SUPPLIED MATERIAL –
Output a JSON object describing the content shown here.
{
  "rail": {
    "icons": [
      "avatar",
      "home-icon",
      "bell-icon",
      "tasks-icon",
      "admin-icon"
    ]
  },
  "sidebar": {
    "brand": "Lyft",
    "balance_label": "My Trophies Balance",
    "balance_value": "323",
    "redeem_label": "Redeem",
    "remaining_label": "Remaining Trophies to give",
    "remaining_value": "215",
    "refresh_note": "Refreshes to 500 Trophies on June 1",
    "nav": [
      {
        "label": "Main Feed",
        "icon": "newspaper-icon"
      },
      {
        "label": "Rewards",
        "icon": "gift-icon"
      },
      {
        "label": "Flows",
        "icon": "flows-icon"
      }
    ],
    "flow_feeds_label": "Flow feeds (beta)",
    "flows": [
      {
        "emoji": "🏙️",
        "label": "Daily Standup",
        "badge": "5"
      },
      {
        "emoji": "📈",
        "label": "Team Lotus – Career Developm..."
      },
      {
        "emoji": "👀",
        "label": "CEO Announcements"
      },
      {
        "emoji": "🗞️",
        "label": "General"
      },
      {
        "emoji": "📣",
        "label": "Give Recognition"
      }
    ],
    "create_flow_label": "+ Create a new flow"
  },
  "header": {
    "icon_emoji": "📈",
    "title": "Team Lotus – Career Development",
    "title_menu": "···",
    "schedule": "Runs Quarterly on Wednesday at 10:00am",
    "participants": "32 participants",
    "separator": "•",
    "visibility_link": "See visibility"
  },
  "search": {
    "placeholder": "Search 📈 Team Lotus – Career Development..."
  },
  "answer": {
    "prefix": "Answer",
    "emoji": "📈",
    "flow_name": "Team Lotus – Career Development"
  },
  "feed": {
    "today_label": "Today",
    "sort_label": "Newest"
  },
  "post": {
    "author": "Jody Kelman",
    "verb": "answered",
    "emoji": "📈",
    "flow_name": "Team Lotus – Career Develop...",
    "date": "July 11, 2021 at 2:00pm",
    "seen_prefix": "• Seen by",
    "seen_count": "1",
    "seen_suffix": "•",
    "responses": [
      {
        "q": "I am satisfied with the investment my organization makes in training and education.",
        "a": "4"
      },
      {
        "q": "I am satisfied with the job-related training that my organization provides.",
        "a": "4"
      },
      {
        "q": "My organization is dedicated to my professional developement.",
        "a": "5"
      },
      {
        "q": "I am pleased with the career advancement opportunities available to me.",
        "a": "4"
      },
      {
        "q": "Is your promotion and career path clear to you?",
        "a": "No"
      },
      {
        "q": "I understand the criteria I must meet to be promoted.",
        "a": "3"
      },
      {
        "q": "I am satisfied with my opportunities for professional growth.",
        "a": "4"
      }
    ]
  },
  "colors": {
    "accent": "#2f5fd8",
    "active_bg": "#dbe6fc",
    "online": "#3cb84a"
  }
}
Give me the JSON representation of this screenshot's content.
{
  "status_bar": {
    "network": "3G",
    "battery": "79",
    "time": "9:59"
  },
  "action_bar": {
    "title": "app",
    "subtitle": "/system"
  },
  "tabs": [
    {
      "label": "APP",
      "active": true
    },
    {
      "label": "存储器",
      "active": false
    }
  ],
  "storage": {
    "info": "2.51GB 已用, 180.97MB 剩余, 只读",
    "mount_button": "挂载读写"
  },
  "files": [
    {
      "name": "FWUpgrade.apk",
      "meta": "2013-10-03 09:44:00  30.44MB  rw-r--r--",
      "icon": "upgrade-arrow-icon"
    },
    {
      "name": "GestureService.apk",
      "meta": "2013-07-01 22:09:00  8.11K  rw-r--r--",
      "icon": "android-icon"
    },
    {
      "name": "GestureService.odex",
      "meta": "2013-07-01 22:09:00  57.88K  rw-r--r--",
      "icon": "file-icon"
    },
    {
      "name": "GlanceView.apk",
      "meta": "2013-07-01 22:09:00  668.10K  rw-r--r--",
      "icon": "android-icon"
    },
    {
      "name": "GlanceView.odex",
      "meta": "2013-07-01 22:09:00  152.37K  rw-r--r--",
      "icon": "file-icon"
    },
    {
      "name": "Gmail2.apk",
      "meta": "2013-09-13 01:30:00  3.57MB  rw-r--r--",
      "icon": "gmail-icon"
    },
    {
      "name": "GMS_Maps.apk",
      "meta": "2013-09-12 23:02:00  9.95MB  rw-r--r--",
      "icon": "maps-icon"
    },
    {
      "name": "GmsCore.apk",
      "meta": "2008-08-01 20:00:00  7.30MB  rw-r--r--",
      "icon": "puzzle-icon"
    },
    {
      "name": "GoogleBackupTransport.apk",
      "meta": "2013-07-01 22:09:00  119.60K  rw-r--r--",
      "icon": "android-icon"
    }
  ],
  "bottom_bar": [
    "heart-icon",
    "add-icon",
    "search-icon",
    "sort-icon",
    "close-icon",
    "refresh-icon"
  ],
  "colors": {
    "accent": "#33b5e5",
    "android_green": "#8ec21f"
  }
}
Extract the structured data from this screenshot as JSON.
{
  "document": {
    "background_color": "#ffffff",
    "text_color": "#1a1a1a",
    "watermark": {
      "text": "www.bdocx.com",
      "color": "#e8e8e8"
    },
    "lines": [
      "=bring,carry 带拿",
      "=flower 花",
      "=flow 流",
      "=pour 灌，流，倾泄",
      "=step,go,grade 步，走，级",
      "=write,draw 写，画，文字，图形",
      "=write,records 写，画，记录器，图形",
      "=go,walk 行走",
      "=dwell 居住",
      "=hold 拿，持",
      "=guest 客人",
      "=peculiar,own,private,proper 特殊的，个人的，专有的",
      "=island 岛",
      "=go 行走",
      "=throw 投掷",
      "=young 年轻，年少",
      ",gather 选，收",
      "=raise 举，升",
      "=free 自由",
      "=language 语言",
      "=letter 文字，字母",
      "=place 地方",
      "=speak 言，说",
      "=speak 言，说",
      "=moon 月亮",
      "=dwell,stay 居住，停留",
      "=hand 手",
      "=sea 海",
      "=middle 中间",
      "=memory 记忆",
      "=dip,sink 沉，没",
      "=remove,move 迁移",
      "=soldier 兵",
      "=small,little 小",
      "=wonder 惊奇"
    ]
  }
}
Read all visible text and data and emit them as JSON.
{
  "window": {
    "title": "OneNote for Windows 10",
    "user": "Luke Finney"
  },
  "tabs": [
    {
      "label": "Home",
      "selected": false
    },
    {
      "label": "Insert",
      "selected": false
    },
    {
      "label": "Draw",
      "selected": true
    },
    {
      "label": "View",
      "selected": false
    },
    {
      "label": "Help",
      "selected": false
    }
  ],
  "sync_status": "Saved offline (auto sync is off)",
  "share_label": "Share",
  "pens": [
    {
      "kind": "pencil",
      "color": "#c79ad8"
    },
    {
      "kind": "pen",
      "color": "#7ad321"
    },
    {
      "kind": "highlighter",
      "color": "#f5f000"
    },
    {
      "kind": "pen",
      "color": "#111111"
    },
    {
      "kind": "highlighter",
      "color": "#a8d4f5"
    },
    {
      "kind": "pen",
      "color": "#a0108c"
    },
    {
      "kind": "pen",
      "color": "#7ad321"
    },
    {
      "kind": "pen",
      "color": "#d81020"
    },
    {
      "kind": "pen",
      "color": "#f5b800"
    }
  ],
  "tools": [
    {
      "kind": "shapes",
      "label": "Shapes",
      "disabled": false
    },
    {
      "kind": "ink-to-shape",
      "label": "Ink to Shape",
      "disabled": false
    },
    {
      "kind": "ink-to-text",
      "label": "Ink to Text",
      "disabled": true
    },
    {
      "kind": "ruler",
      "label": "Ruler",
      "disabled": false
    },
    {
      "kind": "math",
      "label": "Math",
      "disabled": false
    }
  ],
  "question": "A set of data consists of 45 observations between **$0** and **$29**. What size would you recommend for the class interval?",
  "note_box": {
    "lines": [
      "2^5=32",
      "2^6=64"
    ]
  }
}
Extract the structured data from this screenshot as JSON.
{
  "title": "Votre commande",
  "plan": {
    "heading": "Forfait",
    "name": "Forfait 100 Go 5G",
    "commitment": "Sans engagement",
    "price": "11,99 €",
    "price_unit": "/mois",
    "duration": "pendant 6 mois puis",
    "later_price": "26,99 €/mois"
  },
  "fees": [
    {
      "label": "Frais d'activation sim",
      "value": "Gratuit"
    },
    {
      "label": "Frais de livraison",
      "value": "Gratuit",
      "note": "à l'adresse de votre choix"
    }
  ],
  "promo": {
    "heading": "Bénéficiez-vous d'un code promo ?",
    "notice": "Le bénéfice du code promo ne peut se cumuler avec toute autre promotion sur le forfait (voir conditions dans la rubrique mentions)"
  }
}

SHORT TASK – Filter the records, keeping only lines that contain "true", and show those lines.

WRITTEN ANSWER –
      "active": true
      "selected": true
      "disabled": true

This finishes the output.